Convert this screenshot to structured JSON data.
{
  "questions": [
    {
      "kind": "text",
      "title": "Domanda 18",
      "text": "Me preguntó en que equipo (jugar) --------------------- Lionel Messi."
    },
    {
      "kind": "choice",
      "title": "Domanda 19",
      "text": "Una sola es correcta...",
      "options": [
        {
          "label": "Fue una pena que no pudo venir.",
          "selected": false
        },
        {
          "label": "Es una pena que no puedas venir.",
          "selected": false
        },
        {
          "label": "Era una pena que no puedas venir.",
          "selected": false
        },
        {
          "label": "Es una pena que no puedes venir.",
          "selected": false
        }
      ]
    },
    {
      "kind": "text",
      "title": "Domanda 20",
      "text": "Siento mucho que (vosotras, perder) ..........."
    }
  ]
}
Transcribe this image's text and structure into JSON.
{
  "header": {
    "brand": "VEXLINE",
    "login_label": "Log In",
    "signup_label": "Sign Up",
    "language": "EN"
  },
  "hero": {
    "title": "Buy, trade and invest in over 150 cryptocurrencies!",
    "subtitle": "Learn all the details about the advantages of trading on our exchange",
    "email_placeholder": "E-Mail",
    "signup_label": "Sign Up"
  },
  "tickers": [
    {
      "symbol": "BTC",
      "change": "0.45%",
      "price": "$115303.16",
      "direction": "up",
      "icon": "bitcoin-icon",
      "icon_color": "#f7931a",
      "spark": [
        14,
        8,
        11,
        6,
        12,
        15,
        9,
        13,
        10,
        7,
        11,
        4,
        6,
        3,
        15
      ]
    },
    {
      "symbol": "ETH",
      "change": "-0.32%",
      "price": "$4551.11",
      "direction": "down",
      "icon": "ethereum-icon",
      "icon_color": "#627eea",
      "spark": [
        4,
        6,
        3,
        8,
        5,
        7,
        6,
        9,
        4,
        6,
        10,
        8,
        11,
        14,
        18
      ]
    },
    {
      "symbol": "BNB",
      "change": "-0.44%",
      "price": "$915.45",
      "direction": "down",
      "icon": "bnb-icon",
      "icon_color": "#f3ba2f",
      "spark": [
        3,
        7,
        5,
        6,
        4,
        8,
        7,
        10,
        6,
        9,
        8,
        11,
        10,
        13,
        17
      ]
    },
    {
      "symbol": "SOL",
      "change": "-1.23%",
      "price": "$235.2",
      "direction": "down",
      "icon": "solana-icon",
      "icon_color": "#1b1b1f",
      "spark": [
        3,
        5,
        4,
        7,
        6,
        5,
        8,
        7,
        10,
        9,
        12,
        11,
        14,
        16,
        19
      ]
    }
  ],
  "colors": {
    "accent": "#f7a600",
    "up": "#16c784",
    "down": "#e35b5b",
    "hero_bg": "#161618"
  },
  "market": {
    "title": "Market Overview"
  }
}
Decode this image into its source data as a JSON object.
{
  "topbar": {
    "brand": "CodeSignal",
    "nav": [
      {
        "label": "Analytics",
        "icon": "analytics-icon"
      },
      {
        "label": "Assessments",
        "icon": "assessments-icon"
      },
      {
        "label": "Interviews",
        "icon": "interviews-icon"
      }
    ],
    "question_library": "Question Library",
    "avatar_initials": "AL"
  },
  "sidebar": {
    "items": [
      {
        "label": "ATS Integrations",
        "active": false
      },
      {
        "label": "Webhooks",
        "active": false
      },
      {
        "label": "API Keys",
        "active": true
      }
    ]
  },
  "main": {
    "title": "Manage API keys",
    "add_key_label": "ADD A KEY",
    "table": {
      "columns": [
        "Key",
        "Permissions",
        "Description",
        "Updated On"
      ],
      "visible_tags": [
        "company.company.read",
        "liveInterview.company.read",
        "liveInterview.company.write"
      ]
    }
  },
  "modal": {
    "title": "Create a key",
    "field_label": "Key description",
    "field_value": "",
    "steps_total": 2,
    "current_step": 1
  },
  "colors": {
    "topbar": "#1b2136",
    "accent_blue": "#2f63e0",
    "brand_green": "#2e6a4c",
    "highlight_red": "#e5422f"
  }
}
■ ■ ■ ■
- [Written task]:
Every entry above should be retyped exactly as shown.

- [Exercise answer]:
Convert this screenshot to structured JSON data.
{
  "questions": [
    {
      "kind": "text",
      "title": "Domanda 18",
      "text": "Me preguntó en que equipo (jugar) --------------------- Lionel Messi."
    },
    {
      "kind": "choice",
      "title": "Domanda 19",
      "text": "Una sola es correcta...",
      "options": [
        {
          "label": "Fue una pena que no pudo venir.",
          "selected": false
        },
        {
          "label": "Es una pena que no puedas venir.",
          "selected": false
        },
        {
          "label": "Era una pena que no puedas venir.",
          "selected": false
        },
        {
          "label": "Es una pena que no puedes venir.",
          "selected": false
        }
      ]
    },
    {
      "kind": "text",
      "title": "Domanda 20",
      "text": "Siento mucho que (vosotras, perder) ..........."
    }
  ]
}
Transcribe this image's text and structure into JSON.
{
  "header": {
    "brand": "VEXLINE",
    "login_label": "Log In",
    "signup_label": "Sign Up",
    "language": "EN"
  },
  "hero": {
    "title": "Buy, trade and invest in over 150 cryptocurrencies!",
    "subtitle": "Learn all the details about the advantages of trading on our exchange",
    "email_placeholder": "E-Mail",
    "signup_label": "Sign Up"
  },
  "tickers": [
    {
      "symbol": "BTC",
      "change": "0.45%",
      "price": "$115303.16",
      "direction": "up",
      "icon": "bitcoin-icon",
      "icon_color": "#f7931a",
      "spark": [
        14,
        8,
        11,
        6,
        12,
        15,
        9,
        13,
        10,
        7,
        11,
        4,
        6,
        3,
        15
      ]
    },
    {
      "symbol": "ETH",
      "change": "-0.32%",
      "price": "$4551.11",
      "direction": "down",
      "icon": "ethereum-icon",
      "icon_color": "#627eea",
      "spark": [
        4,
        6,
        3,
        8,
        5,
        7,
        6,
        9,
        4,
        6,
        10,
        8,
        11,
        14,
        18
      ]
    },
    {
      "symbol": "BNB",
      "change": "-0.44%",
      "price": "$915.45",
      "direction": "down",
      "icon": "bnb-icon",
      "icon_color": "#f3ba2f",
      "spark": [
        3,
        7,
        5,
        6,
        4,
        8,
        7,
        10,
        6,
        9,
        8,
        11,
        10,
        13,
        17
      ]
    },
    {
      "symbol": "SOL",
      "change": "-1.23%",
      "price": "$235.2",
      "direction": "down",
      "icon": "solana-icon",
      "icon_color": "#1b1b1f",
      "spark": [
        3,
        5,
        4,
        7,
        6,
        5,
        8,
        7,
        10,
        9,
        12,
        11,
        14,
        16,
        19
      ]
    }
  ],
  "colors": {
    "accent": "#f7a600",
    "up": "#16c784",
    "down": "#e35b5b",
    "hero_bg": "#161618"
  },
  "market": {
    "title": "Market Overview"
  }
}
Decode this image into its source data as a JSON object.
{
  "topbar": {
    "brand": "CodeSignal",
    "nav": [
      {
        "label": "Analytics",
        "icon": "analytics-icon"
      },
      {
        "label": "Assessments",
        "icon": "assessments-icon"
      },
      {
        "label": "Interviews",
        "icon": "interviews-icon"
      }
    ],
    "question_library": "Question Library",
    "avatar_initials": "AL"
  },
  "sidebar": {
    "items": [
      {
        "label": "ATS Integrations",
        "active": false
      },
      {
        "label": "Webhooks",
        "active": false
      },
      {
        "label": "API Keys",
        "active": true
      }
    ]
  },
  "main": {
    "title": "Manage API keys",
    "add_key_label": "ADD A KEY",
    "table": {
      "columns": [
        "Key",
        "Permissions",
        "Description",
        "Updated On"
      ],
      "visible_tags": [
        "company.company.read",
        "liveInterview.company.read",
        "liveInterview.company.write"
      ]
    }
  },
  "modal": {
    "title": "Create a key",
    "field_label": "Key description",
    "field_value": "",
    "steps_total": 2,
    "current_step": 1
  },
  "colors": {
    "topbar": "#1b2136",
    "accent_blue": "#2f63e0",
    "brand_green": "#2e6a4c",
    "highlight_red": "#e5422f"
  }
}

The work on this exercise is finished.